_Goal of the exercise:_ Extract each line holding the word "likes" from the entries.

##########

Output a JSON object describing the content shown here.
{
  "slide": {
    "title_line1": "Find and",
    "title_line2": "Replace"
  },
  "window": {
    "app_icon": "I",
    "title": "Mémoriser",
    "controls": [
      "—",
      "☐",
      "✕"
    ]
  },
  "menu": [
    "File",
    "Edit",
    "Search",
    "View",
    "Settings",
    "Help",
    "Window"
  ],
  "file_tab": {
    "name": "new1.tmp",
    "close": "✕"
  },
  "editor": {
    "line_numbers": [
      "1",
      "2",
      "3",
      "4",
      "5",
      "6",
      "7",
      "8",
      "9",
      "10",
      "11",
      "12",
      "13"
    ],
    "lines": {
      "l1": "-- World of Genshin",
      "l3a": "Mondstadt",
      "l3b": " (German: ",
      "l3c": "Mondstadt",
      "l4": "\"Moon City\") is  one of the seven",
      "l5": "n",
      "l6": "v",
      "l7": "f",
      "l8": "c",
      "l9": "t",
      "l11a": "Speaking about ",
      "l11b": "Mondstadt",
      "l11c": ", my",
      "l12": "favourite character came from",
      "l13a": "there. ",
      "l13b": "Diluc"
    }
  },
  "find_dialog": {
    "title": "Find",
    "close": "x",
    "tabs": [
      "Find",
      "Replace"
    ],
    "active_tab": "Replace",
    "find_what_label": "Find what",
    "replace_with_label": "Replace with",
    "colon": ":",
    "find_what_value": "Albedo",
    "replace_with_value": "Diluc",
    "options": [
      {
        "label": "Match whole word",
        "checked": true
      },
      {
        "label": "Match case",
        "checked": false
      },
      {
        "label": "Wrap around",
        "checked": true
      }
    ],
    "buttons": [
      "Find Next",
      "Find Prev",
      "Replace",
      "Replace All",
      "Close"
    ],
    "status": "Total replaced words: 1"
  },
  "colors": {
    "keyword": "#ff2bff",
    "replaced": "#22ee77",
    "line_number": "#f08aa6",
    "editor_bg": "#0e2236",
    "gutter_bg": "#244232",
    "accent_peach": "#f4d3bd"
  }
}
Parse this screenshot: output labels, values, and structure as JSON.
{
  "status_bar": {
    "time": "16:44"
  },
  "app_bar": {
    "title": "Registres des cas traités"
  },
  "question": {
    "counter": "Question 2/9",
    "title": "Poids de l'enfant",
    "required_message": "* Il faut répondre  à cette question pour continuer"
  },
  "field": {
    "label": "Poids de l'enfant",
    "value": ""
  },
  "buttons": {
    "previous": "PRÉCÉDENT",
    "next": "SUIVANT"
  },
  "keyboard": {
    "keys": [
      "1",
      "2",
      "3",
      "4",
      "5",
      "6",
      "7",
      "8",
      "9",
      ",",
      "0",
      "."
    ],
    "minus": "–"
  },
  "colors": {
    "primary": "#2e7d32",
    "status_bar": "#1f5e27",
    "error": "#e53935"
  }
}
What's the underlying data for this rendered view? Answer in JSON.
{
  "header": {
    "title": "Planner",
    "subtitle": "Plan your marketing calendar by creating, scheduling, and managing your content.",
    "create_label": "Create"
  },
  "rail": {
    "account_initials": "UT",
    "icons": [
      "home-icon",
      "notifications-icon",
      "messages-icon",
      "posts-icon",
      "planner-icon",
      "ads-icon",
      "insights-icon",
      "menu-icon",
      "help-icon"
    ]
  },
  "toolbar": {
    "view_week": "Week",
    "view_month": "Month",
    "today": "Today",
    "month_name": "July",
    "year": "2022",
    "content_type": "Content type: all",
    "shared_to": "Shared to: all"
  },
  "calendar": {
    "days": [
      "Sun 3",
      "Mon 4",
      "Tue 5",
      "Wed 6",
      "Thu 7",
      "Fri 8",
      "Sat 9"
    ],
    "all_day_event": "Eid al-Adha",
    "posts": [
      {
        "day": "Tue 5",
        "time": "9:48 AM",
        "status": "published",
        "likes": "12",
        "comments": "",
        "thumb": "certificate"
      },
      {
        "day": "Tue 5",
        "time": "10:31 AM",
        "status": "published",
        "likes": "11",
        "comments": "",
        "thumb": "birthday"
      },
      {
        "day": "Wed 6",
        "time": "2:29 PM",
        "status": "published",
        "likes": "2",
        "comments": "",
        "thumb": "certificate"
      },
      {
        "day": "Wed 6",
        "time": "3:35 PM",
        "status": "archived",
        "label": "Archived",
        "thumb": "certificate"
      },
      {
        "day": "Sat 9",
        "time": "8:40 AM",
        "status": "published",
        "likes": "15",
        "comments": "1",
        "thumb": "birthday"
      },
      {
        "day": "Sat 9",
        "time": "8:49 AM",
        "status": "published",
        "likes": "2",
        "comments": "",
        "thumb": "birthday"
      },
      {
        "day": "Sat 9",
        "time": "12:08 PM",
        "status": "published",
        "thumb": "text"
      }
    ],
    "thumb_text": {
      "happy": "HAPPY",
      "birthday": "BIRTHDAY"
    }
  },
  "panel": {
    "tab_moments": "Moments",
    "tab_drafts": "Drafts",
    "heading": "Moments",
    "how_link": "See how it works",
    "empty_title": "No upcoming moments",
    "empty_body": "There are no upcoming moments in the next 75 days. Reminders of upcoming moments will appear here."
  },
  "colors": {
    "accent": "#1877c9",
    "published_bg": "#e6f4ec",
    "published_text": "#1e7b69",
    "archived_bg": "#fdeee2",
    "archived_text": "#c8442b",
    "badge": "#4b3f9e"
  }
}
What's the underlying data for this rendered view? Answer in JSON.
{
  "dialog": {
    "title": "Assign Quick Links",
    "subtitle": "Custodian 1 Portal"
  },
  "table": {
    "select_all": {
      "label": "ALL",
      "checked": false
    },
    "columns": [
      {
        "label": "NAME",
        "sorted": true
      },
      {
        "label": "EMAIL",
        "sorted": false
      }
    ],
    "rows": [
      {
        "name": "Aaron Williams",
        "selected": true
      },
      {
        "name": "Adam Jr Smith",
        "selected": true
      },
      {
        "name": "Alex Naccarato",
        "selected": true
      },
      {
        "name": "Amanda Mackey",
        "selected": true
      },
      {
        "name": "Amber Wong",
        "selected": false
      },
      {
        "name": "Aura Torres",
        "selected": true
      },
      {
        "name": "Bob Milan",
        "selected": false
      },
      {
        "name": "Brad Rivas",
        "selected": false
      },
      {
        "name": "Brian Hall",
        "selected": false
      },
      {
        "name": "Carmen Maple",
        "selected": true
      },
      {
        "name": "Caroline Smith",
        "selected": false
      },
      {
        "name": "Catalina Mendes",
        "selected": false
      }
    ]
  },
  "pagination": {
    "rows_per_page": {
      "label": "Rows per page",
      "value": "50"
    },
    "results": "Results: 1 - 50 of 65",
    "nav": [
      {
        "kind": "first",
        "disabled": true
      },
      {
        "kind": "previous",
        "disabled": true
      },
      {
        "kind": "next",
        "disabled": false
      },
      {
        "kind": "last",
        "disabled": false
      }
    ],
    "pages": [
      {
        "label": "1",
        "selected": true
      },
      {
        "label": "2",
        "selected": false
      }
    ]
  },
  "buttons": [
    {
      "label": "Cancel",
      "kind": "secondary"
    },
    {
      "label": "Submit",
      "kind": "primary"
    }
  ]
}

##########

_Exercise response:_
        "likes": "12",
        "likes": "11",
        "likes": "2",
        "likes": "15",
        "likes": "2",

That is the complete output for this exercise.